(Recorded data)
↓↓↓

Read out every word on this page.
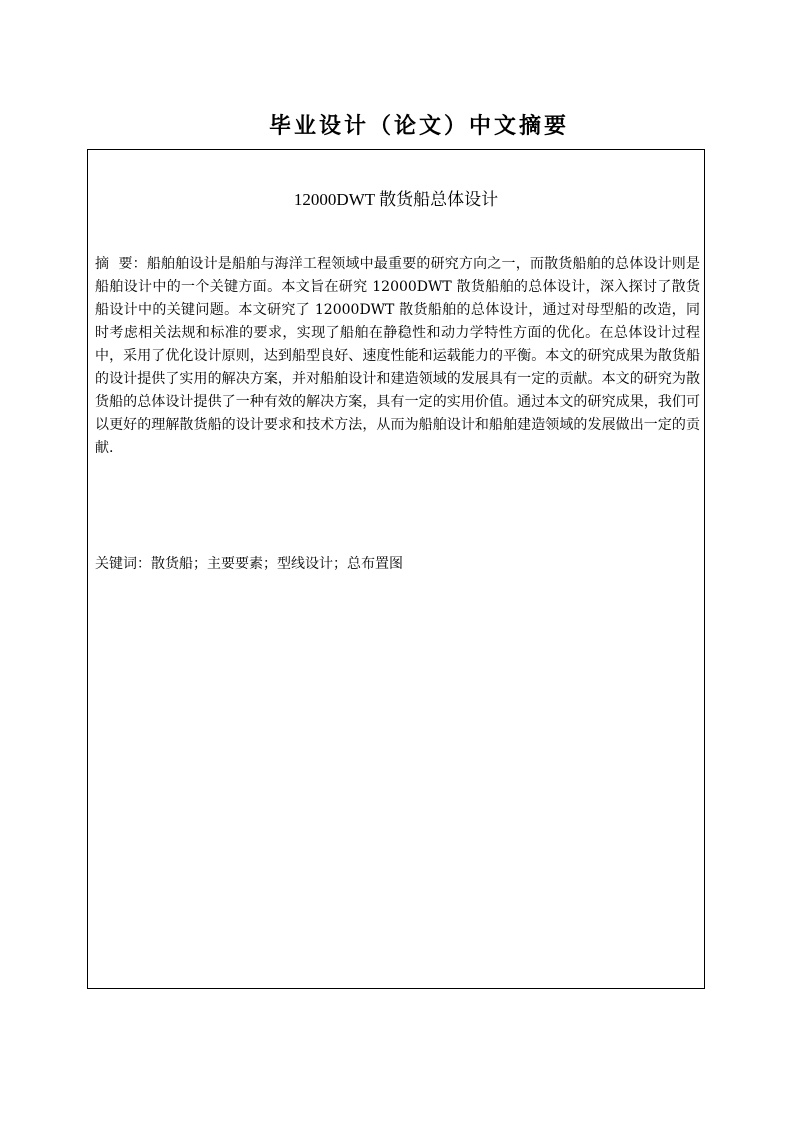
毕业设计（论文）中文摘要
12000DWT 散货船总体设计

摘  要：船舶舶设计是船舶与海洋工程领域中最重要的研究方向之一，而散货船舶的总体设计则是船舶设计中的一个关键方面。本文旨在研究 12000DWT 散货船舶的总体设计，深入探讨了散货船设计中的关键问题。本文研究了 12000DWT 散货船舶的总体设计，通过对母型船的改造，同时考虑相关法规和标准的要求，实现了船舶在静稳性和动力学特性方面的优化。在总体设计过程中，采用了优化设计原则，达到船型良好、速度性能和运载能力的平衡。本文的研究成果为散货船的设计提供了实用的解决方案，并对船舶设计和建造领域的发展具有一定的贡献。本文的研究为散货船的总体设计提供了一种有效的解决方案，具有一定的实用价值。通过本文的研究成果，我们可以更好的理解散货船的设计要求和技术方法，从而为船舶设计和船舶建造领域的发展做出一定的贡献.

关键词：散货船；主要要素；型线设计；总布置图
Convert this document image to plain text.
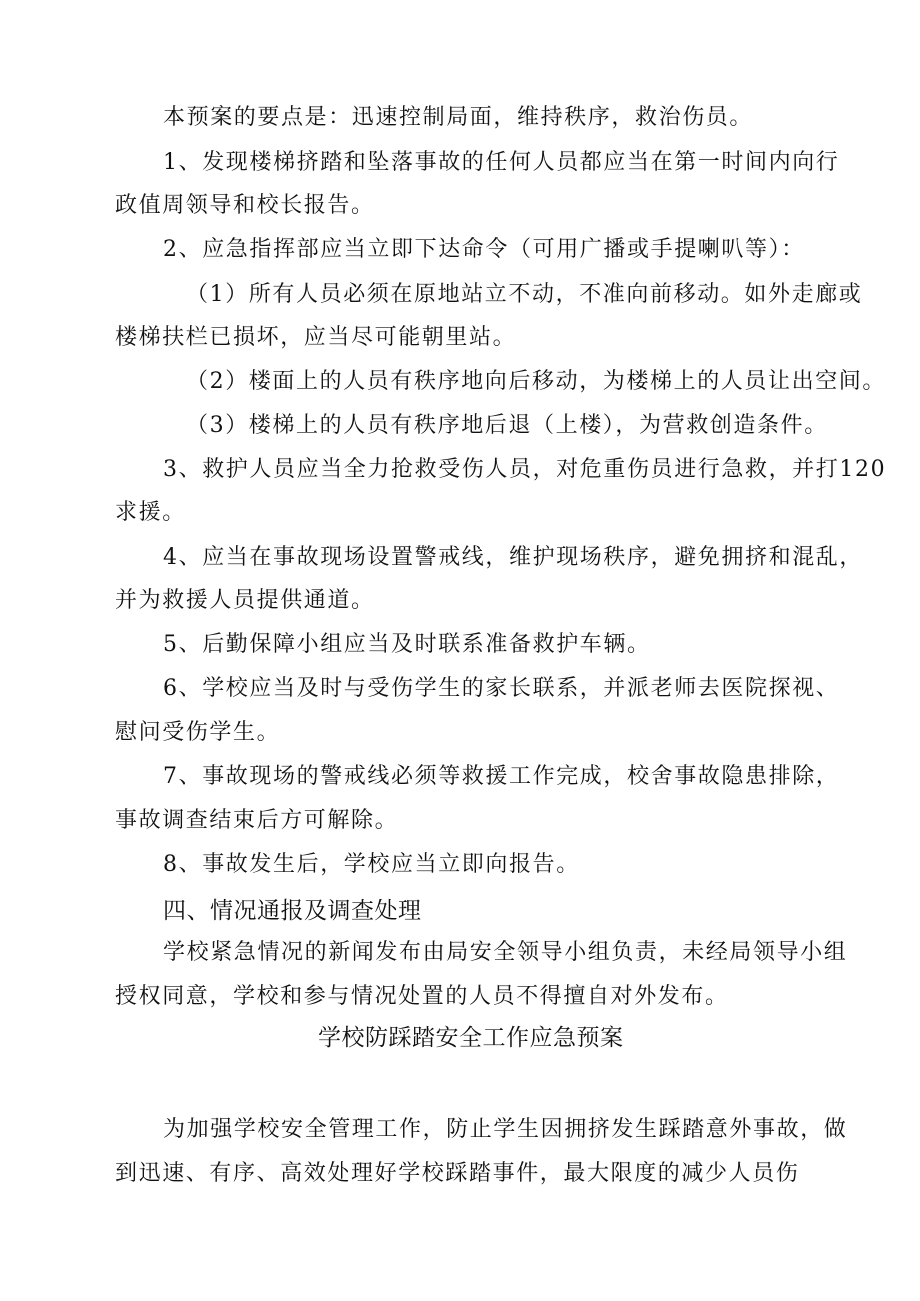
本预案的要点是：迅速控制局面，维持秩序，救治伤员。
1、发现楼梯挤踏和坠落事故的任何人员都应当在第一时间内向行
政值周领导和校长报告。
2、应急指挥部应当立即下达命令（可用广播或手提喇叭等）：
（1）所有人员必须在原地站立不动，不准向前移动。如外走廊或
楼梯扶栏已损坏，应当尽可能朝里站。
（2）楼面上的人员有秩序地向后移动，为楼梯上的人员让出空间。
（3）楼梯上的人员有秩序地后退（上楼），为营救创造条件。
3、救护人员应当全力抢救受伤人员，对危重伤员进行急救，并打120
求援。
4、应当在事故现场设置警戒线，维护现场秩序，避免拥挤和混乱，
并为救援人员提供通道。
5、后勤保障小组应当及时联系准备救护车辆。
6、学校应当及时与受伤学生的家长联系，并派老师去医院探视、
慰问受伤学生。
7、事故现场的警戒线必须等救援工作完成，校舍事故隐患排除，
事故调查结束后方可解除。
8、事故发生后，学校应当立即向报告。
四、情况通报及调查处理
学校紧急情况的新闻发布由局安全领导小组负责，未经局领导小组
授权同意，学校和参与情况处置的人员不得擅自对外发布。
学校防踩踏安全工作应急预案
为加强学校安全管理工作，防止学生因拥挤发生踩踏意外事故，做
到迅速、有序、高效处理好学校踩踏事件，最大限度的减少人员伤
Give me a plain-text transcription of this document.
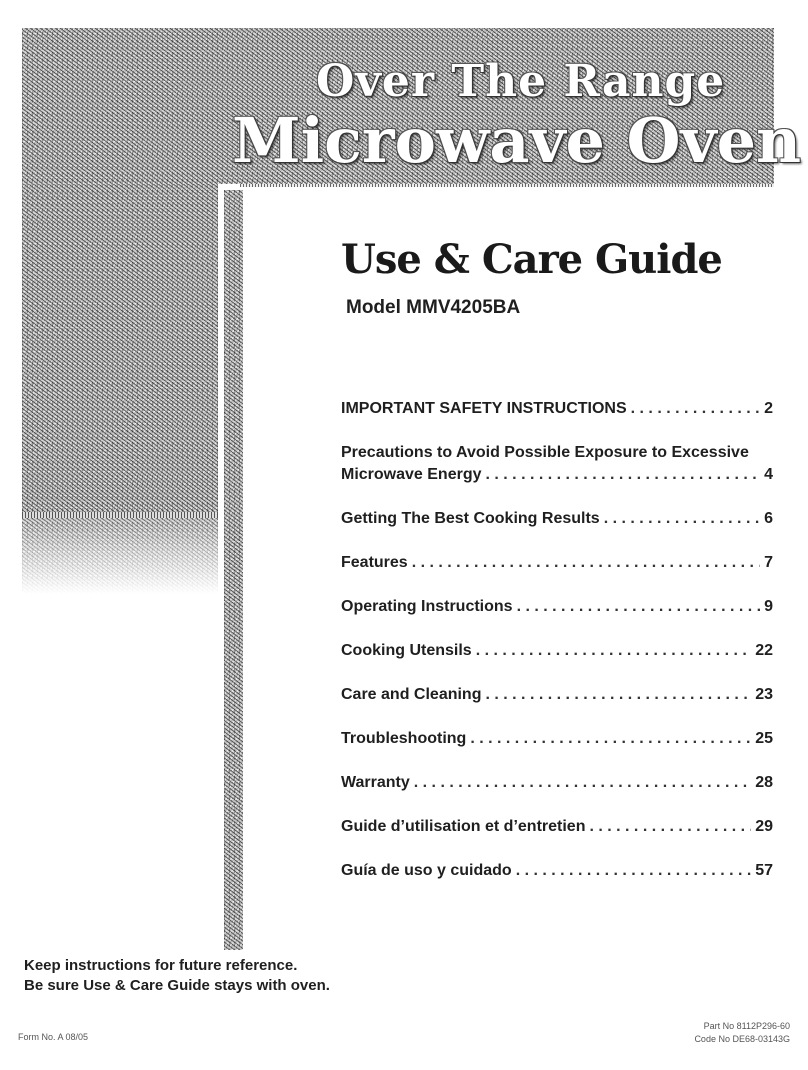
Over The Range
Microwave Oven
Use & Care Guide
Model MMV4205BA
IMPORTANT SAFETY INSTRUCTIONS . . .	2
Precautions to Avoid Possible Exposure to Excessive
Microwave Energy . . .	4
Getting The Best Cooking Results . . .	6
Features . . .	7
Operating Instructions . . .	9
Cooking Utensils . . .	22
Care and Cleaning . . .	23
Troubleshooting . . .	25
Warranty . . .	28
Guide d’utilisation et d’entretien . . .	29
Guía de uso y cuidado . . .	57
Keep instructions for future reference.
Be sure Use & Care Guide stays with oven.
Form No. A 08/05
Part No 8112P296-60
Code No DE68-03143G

↑↑↑

> [GOAL]: Repeat the records above exactly, leaving out the pictures.

> [SOLUTION TO THE EXERCISE]:
Read out every word on this page.
毕业设计（论文）中文摘要
12000DWT 散货船总体设计

摘  要：船舶舶设计是船舶与海洋工程领域中最重要的研究方向之一，而散货船舶的总体设计则是船舶设计中的一个关键方面。本文旨在研究 12000DWT 散货船舶的总体设计，深入探讨了散货船设计中的关键问题。本文研究了 12000DWT 散货船舶的总体设计，通过对母型船的改造，同时考虑相关法规和标准的要求，实现了船舶在静稳性和动力学特性方面的优化。在总体设计过程中，采用了优化设计原则，达到船型良好、速度性能和运载能力的平衡。本文的研究成果为散货船的设计提供了实用的解决方案，并对船舶设计和建造领域的发展具有一定的贡献。本文的研究为散货船的总体设计提供了一种有效的解决方案，具有一定的实用价值。通过本文的研究成果，我们可以更好的理解散货船的设计要求和技术方法，从而为船舶设计和船舶建造领域的发展做出一定的贡献.

关键词：散货船；主要要素；型线设计；总布置图
Convert this document image to plain text.
本预案的要点是：迅速控制局面，维持秩序，救治伤员。
1、发现楼梯挤踏和坠落事故的任何人员都应当在第一时间内向行
政值周领导和校长报告。
2、应急指挥部应当立即下达命令（可用广播或手提喇叭等）：
（1）所有人员必须在原地站立不动，不准向前移动。如外走廊或
楼梯扶栏已损坏，应当尽可能朝里站。
（2）楼面上的人员有秩序地向后移动，为楼梯上的人员让出空间。
（3）楼梯上的人员有秩序地后退（上楼），为营救创造条件。
3、救护人员应当全力抢救受伤人员，对危重伤员进行急救，并打120
求援。
4、应当在事故现场设置警戒线，维护现场秩序，避免拥挤和混乱，
并为救援人员提供通道。
5、后勤保障小组应当及时联系准备救护车辆。
6、学校应当及时与受伤学生的家长联系，并派老师去医院探视、
慰问受伤学生。
7、事故现场的警戒线必须等救援工作完成，校舍事故隐患排除，
事故调查结束后方可解除。
8、事故发生后，学校应当立即向报告。
四、情况通报及调查处理
学校紧急情况的新闻发布由局安全领导小组负责，未经局领导小组
授权同意，学校和参与情况处置的人员不得擅自对外发布。
学校防踩踏安全工作应急预案
为加强学校安全管理工作，防止学生因拥挤发生踩踏意外事故，做
到迅速、有序、高效处理好学校踩踏事件，最大限度的减少人员伤
Give me a plain-text transcription of this document.
Over The Range
Microwave Oven
Use & Care Guide
Model MMV4205BA
IMPORTANT SAFETY INSTRUCTIONS . . .	2
Precautions to Avoid Possible Exposure to Excessive
Microwave Energy . . .	4
Getting The Best Cooking Results . . .	6
Features . . .	7
Operating Instructions . . .	9
Cooking Utensils . . .	22
Care and Cleaning . . .	23
Troubleshooting . . .	25
Warranty . . .	28
Guide d’utilisation et d’entretien . . .	29
Guía de uso y cuidado . . .	57
Keep instructions for future reference.
Be sure Use & Care Guide stays with oven.
Form No. A 08/05
Part No 8112P296-60
Code No DE68-03143G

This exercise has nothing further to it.